● **Data provided**
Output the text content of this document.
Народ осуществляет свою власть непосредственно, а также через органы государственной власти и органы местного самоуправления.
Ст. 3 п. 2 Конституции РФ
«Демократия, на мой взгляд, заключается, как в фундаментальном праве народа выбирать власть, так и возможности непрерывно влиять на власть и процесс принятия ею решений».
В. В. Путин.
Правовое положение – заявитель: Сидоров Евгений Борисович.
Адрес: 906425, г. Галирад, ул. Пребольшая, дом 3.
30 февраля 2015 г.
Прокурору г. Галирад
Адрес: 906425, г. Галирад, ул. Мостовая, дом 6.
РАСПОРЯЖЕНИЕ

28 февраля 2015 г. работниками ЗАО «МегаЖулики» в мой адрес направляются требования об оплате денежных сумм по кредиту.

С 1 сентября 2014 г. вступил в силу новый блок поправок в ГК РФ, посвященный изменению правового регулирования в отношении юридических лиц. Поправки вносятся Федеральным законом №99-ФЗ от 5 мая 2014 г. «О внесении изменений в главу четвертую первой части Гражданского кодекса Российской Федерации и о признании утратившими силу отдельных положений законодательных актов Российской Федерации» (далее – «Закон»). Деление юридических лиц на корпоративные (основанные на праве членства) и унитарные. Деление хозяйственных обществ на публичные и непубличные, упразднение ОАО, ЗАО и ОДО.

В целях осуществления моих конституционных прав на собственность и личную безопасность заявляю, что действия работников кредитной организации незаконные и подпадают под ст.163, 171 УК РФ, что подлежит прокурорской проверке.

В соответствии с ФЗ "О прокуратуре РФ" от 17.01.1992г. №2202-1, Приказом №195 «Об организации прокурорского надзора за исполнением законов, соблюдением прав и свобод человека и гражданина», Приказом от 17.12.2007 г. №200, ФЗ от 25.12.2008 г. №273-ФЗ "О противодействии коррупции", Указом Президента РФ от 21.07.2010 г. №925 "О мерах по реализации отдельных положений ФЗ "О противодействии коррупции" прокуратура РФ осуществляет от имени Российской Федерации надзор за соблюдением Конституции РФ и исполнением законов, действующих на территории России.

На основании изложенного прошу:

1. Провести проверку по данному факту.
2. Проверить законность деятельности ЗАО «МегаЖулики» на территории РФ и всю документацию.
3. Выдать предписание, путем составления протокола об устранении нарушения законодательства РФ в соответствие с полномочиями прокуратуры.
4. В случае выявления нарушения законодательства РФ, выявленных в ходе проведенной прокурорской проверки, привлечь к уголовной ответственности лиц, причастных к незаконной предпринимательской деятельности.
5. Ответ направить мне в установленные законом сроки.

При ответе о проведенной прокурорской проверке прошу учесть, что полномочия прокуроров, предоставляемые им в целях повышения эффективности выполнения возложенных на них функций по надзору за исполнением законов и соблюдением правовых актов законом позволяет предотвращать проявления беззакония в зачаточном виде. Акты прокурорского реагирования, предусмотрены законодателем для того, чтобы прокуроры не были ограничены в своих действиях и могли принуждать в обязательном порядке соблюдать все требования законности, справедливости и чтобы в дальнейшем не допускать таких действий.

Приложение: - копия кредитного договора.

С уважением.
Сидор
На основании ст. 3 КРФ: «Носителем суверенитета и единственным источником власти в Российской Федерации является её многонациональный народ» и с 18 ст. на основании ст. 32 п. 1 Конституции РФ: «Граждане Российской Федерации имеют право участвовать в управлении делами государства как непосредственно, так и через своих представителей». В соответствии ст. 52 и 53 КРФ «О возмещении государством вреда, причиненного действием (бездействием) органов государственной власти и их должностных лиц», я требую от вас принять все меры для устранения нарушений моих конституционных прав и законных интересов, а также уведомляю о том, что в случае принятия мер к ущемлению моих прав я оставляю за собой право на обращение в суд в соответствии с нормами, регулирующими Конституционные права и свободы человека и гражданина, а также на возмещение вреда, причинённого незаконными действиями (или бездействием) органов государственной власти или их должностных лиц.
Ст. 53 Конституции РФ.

● **Set exercise**
Of the lines in the material above, state how many contain the string "законодательства"; give no other text.

● **Result of this exercise**
2